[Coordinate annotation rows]

- - - - -

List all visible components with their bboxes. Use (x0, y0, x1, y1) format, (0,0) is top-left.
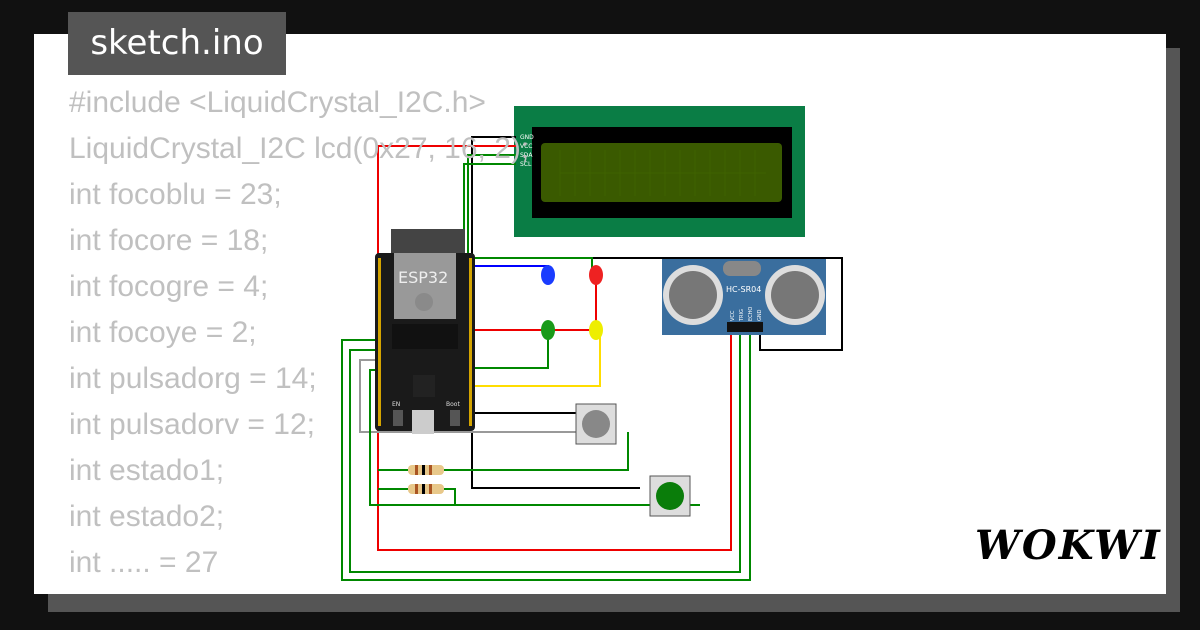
wire-resistor2 (378, 488, 456, 505)
code-line: int estado1; (69, 454, 225, 487)
resistor (408, 465, 444, 475)
wire-echo (349, 330, 741, 573)
code-line: int pulsadorv = 12; (69, 408, 315, 441)
lcd-pin-label: VCC (520, 143, 532, 150)
lcd-pin-label: SCL (520, 161, 532, 168)
sensor-pin-label: ECHO (748, 307, 754, 321)
led-green[interactable] (541, 320, 555, 340)
lcd-pin-label: SDA (520, 152, 533, 159)
boot-button[interactable] (450, 410, 460, 426)
lcd-display[interactable]: GND VCC SDA SCL (514, 106, 805, 237)
wire-vcc (377, 145, 732, 551)
wire-gnd (471, 136, 843, 351)
led-red[interactable] (589, 265, 603, 285)
pushbutton-gray[interactable] (575, 403, 617, 445)
sensor-pin-label: GND (757, 309, 763, 321)
en-label: EN (392, 401, 400, 408)
resistor (408, 484, 444, 494)
sensor-pin-label: TRIG (739, 309, 745, 322)
code-background: #include <LiquidCrystal_I2C.h> LiquidCrys… (34, 80, 529, 586)
sensor-pin-label: VCC (730, 310, 736, 321)
en-button[interactable] (393, 410, 403, 426)
pushbutton-green[interactable] (649, 475, 691, 517)
wire-button2 (471, 432, 640, 489)
code-line: int focoblu = 23; (69, 178, 282, 211)
ultrasonic-sensor[interactable]: HC-SR04 VCC TRIG ECHO GND (662, 259, 826, 335)
wire-button1-signal (359, 359, 578, 433)
sensor-label: HC-SR04 (726, 285, 761, 294)
code-line: int focore = 18; (69, 224, 269, 257)
code-line: int ..... = 27 (69, 546, 219, 579)
code-line: LiquidCrystal_I2C lcd(0x27, 16, 2); (69, 132, 530, 165)
esp32-board[interactable]: ESP32 EN Boot (375, 229, 475, 434)
led-yellow[interactable] (589, 320, 603, 340)
wire-trig (341, 330, 751, 581)
esp32-label: ESP32 (398, 268, 448, 287)
wire-green-led (472, 335, 549, 369)
code-line: int estado2; (69, 500, 225, 533)
code-line: int focogre = 4; (69, 270, 269, 303)
file-title: sketch.ino (68, 12, 286, 75)
wire-scl (463, 163, 516, 258)
lcd-pin-label: GND (520, 134, 534, 141)
led-blue[interactable] (541, 265, 555, 285)
wire-resistor1 (378, 432, 629, 471)
wire-sda (467, 154, 516, 258)
wokwi-logo: WOKWI (975, 522, 1162, 569)
wire-yellow-led (472, 335, 601, 387)
boot-label: Boot (446, 401, 460, 408)
code-line: int pulsadorg = 14; (69, 362, 317, 395)
code-line: int focoye = 2; (69, 316, 257, 349)
code-line: #include <LiquidCrystal_I2C.h> (69, 86, 486, 119)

- - - - -

**Written instruction:**
Rewrite all of the rows above, swapping every "sensor-pin-label" for "hcsr04-pin-label" and keeping everything else the same, with the picture lines left out.

**Solved problem:**
List all visible components with their bboxes. Use (x0, y0, x1, y1) format, (0,0) is top-left.
wire-resistor2 (378, 488, 456, 505)
code-line: int estado1; (69, 454, 225, 487)
resistor (408, 465, 444, 475)
wire-echo (349, 330, 741, 573)
code-line: int pulsadorv = 12; (69, 408, 315, 441)
lcd-pin-label: VCC (520, 143, 532, 150)
lcd-pin-label: SCL (520, 161, 532, 168)
hcsr04-pin-label: ECHO (748, 307, 754, 321)
led-green[interactable] (541, 320, 555, 340)
lcd-pin-label: SDA (520, 152, 533, 159)
boot-button[interactable] (450, 410, 460, 426)
lcd-display[interactable]: GND VCC SDA SCL (514, 106, 805, 237)
wire-vcc (377, 145, 732, 551)
wire-gnd (471, 136, 843, 351)
led-red[interactable] (589, 265, 603, 285)
pushbutton-gray[interactable] (575, 403, 617, 445)
hcsr04-pin-label: GND (757, 309, 763, 321)
en-label: EN (392, 401, 400, 408)
resistor (408, 484, 444, 494)
hcsr04-pin-label: TRIG (739, 309, 745, 322)
code-background: #include <LiquidCrystal_I2C.h> LiquidCrys… (34, 80, 529, 586)
hcsr04-pin-label: VCC (730, 310, 736, 321)
en-button[interactable] (393, 410, 403, 426)
pushbutton-green[interactable] (649, 475, 691, 517)
wire-button2 (471, 432, 640, 489)
code-line: int focoblu = 23; (69, 178, 282, 211)
ultrasonic-sensor[interactable]: HC-SR04 VCC TRIG ECHO GND (662, 259, 826, 335)
wire-button1-signal (359, 359, 578, 433)
sensor-label: HC-SR04 (726, 285, 761, 294)
code-line: int focore = 18; (69, 224, 269, 257)
code-line: int ..... = 27 (69, 546, 219, 579)
code-line: LiquidCrystal_I2C lcd(0x27, 16, 2); (69, 132, 530, 165)
esp32-board[interactable]: ESP32 EN Boot (375, 229, 475, 434)
led-yellow[interactable] (589, 320, 603, 340)
wire-trig (341, 330, 751, 581)
esp32-label: ESP32 (398, 268, 448, 287)
wire-green-led (472, 335, 549, 369)
code-line: int estado2; (69, 500, 225, 533)
code-line: int focogre = 4; (69, 270, 269, 303)
file-title: sketch.ino (68, 12, 286, 75)
wire-scl (463, 163, 516, 258)
lcd-pin-label: GND (520, 134, 534, 141)
led-blue[interactable] (541, 265, 555, 285)
wire-resistor1 (378, 432, 629, 471)
wire-sda (467, 154, 516, 258)
wokwi-logo: WOKWI (975, 522, 1162, 569)
wire-yellow-led (472, 335, 601, 387)
boot-label: Boot (446, 401, 460, 408)
code-line: int pulsadorg = 14; (69, 362, 317, 395)
code-line: int focoye = 2; (69, 316, 257, 349)
code-line: #include <LiquidCrystal_I2C.h> (69, 86, 486, 119)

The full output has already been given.